◆ **Task to carry out**: The output should be all lines of the entries below in which the word "text" occurs.

•••••

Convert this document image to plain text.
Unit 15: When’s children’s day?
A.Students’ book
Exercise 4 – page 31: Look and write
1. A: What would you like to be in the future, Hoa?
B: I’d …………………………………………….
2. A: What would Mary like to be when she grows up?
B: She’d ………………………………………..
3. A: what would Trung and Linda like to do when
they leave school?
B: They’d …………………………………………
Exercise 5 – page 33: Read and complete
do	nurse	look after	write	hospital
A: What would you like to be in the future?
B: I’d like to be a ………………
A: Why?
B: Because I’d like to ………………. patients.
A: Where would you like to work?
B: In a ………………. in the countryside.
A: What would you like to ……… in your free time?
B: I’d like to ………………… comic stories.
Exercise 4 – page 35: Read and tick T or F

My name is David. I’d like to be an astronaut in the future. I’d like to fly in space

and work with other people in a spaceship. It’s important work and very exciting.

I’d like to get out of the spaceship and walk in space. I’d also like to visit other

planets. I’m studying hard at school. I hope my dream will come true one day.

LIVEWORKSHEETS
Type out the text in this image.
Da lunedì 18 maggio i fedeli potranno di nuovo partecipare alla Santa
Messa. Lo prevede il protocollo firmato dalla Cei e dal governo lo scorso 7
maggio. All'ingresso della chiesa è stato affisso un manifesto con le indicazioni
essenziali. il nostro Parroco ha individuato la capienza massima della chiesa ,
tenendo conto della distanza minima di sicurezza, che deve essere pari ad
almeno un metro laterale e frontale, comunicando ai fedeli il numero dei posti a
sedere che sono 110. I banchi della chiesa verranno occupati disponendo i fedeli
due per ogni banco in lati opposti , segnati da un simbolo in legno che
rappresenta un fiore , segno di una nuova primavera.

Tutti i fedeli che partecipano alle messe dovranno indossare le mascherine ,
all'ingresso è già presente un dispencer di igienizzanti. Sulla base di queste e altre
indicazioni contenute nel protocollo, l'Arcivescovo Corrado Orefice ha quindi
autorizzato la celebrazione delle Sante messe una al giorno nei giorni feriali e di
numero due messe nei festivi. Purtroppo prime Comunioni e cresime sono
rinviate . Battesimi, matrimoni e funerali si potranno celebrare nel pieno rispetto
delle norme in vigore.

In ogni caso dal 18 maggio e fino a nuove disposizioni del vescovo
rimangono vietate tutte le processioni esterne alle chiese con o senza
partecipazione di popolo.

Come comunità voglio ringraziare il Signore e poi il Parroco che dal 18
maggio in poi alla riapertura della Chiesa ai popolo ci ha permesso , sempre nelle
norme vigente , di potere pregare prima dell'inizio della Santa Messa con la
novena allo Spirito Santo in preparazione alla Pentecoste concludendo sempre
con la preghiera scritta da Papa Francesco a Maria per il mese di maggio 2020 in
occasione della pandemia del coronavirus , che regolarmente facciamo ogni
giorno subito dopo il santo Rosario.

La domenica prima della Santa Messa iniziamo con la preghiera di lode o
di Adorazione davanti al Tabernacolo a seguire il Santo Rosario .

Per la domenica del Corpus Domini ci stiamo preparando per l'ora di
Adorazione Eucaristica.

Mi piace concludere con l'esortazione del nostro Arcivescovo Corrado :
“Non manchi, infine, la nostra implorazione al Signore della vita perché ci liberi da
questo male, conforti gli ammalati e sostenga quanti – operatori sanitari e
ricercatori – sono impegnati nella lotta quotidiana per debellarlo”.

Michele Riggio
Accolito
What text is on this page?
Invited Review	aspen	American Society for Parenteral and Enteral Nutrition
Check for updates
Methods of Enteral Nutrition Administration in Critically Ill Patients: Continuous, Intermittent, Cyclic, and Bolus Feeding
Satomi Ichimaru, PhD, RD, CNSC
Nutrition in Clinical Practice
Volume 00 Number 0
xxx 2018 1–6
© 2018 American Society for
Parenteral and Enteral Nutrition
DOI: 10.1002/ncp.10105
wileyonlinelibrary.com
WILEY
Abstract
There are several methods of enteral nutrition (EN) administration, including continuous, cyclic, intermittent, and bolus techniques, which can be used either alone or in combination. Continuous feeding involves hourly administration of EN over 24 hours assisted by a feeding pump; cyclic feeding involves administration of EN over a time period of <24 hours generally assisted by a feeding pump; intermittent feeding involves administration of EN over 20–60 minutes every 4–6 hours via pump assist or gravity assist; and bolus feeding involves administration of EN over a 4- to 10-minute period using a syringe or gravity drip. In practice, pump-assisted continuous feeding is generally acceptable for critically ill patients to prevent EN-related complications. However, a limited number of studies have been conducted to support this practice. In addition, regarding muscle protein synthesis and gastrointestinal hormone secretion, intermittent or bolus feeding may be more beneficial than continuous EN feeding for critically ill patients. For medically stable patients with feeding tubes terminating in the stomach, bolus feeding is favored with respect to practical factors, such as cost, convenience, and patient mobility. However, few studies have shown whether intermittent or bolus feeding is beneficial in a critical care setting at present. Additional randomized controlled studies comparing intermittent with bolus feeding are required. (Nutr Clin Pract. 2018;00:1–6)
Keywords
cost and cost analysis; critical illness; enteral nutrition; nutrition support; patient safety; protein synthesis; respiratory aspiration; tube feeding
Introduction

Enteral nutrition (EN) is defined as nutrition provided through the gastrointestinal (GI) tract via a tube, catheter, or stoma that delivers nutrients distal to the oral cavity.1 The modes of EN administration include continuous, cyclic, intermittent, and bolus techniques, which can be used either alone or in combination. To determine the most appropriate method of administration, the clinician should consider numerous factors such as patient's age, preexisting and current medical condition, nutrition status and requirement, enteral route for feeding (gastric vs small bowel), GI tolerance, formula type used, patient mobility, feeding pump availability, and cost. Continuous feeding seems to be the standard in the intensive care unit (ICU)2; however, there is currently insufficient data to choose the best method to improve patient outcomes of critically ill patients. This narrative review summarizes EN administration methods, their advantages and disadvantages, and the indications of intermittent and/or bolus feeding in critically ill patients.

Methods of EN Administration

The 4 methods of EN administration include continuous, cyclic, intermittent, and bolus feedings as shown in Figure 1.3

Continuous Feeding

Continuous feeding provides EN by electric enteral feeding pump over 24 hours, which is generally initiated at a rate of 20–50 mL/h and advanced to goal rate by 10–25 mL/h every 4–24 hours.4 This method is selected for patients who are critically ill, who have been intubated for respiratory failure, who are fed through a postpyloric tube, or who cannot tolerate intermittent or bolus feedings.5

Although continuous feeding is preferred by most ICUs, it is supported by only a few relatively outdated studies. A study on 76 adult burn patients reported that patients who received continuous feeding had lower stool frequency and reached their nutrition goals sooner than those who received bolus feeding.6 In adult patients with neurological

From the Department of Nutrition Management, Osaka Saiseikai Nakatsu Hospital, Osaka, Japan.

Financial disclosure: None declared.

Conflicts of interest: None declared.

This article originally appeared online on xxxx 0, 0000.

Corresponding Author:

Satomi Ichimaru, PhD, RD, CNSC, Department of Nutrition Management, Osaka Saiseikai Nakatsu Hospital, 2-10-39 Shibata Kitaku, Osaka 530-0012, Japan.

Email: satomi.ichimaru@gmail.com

•••••

◆ **Problem solution**:
Convert this document image to plain text.
Type out the text in this image.
What text is on this page?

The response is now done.